Word for word, repeat the entries, minus the pictures.
***** Material
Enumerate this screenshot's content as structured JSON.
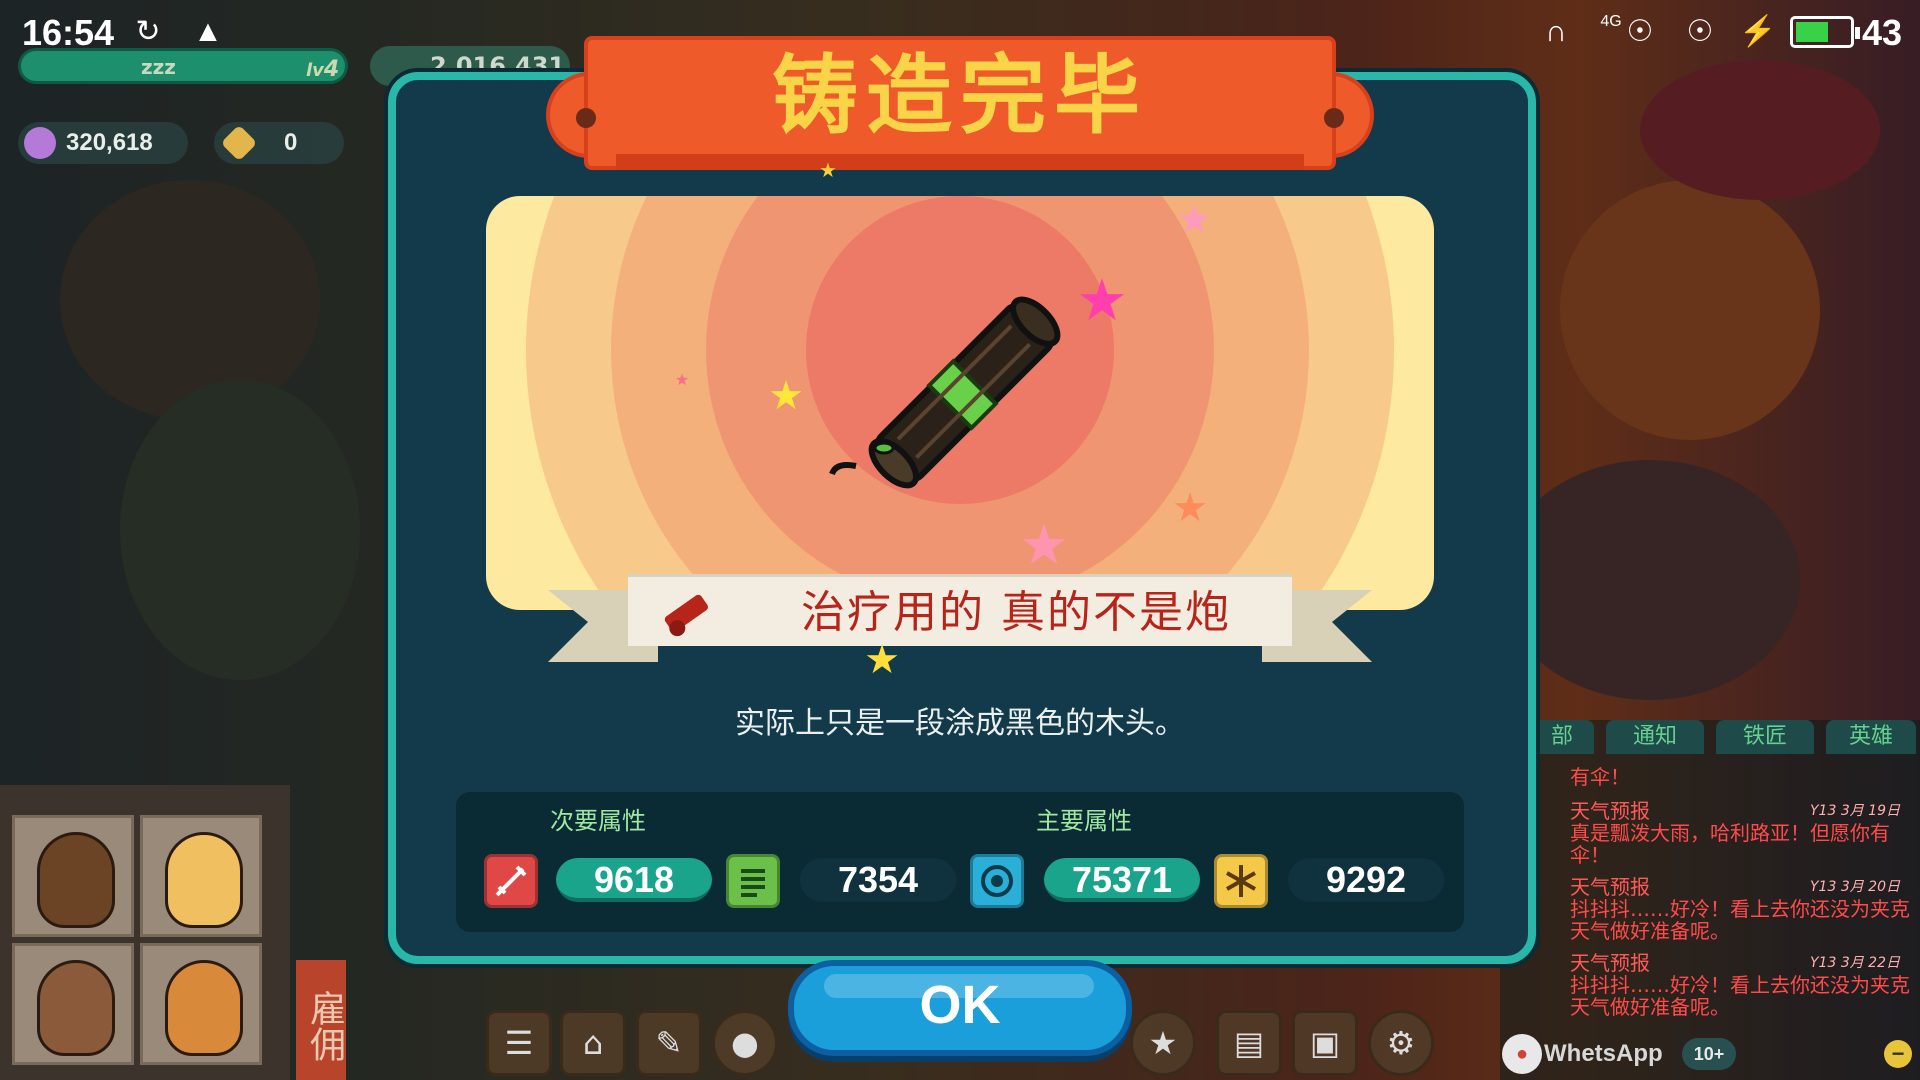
{
  "status_bar": {
    "time": "16:54",
    "battery_level": "43",
    "network": "4G"
  },
  "hud": {
    "level_text": "zzz",
    "level_number": "4",
    "money": "2,016,431",
    "gems": "320,618",
    "tags": "0"
  },
  "dialog": {
    "title": "铸造完毕",
    "item_name": "治疗用的 真的不是炮",
    "description": "实际上只是一段涂成黑色的木头。",
    "secondary_label": "次要属性",
    "primary_label": "主要属性",
    "stats": [
      {
        "icon": "sword-icon",
        "value": "9618",
        "color": "#e04848"
      },
      {
        "icon": "list-icon",
        "value": "7354",
        "color": "#6ac048"
      },
      {
        "icon": "target-icon",
        "value": "75371",
        "color": "#2ab0d8"
      },
      {
        "icon": "snowflake-icon",
        "value": "9292",
        "color": "#f4c848"
      }
    ],
    "ok_label": "OK"
  },
  "side": {
    "hire_label": "雇佣"
  },
  "chat": {
    "tabs": [
      "部",
      "通知",
      "铁匠",
      "英雄"
    ],
    "messages": [
      {
        "head": "",
        "body": "有伞！",
        "date": ""
      },
      {
        "head": "天气预报",
        "body": "真是瓢泼大雨，哈利路亚！但愿你有伞！",
        "date": "Y13 3月 19日"
      },
      {
        "head": "天气预报",
        "body": "抖抖抖……好冷！看上去你还没为夹克天气做好准备呢。",
        "date": "Y13 3月 20日"
      },
      {
        "head": "天气预报",
        "body": "抖抖抖……好冷！看上去你还没为夹克天气做好准备呢。",
        "date": "Y13 3月 22日"
      }
    ]
  },
  "notification": {
    "app": "WhetsApp",
    "count": "10+"
  },
  "colors": {
    "dialog_bg": "#133a4a",
    "dialog_border": "#28b7a8",
    "title_ribbon": "#ef5a2a",
    "title_text": "#f9d448",
    "item_name": "#b7251a",
    "ok_button": "#1a9fdb"
  }
}
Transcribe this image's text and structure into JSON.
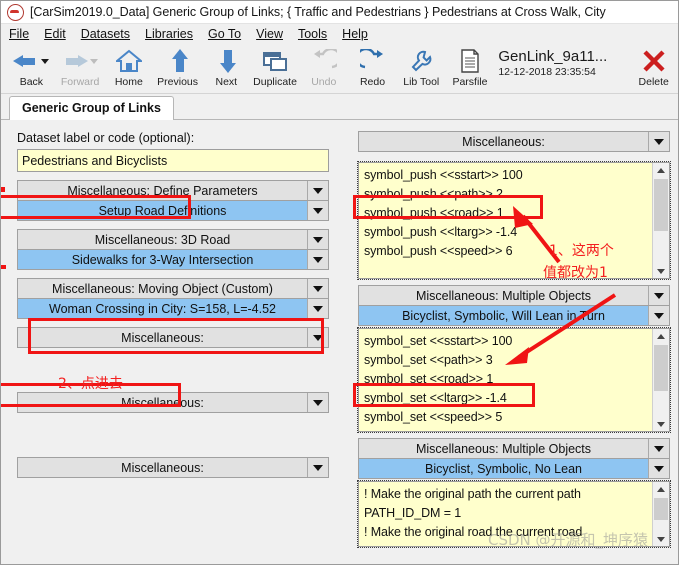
**********
• Exercise result
Enumerate this screenshot's content as structured JSON.
{
  "status_bar": {
    "time": "16:54",
    "battery_level": "43",
    "network": "4G"
  },
  "hud": {
    "level_text": "zzz",
    "level_number": "4",
    "money": "2,016,431",
    "gems": "320,618",
    "tags": "0"
  },
  "dialog": {
    "title": "铸造完毕",
    "item_name": "治疗用的 真的不是炮",
    "description": "实际上只是一段涂成黑色的木头。",
    "secondary_label": "次要属性",
    "primary_label": "主要属性",
    "stats": [
      {
        "icon": "sword-icon",
        "value": "9618",
        "color": "#e04848"
      },
      {
        "icon": "list-icon",
        "value": "7354",
        "color": "#6ac048"
      },
      {
        "icon": "target-icon",
        "value": "75371",
        "color": "#2ab0d8"
      },
      {
        "icon": "snowflake-icon",
        "value": "9292",
        "color": "#f4c848"
      }
    ],
    "ok_label": "OK"
  },
  "side": {
    "hire_label": "雇佣"
  },
  "chat": {
    "tabs": [
      "部",
      "通知",
      "铁匠",
      "英雄"
    ],
    "messages": [
      {
        "head": "",
        "body": "有伞！",
        "date": ""
      },
      {
        "head": "天气预报",
        "body": "真是瓢泼大雨，哈利路亚！但愿你有伞！",
        "date": "Y13 3月 19日"
      },
      {
        "head": "天气预报",
        "body": "抖抖抖……好冷！看上去你还没为夹克天气做好准备呢。",
        "date": "Y13 3月 20日"
      },
      {
        "head": "天气预报",
        "body": "抖抖抖……好冷！看上去你还没为夹克天气做好准备呢。",
        "date": "Y13 3月 22日"
      }
    ]
  },
  "notification": {
    "app": "WhetsApp",
    "count": "10+"
  },
  "colors": {
    "dialog_bg": "#133a4a",
    "dialog_border": "#28b7a8",
    "title_ribbon": "#ef5a2a",
    "title_text": "#f9d448",
    "item_name": "#b7251a",
    "ok_button": "#1a9fdb"
  }
}
Transcribe this image's text and structure into JSON.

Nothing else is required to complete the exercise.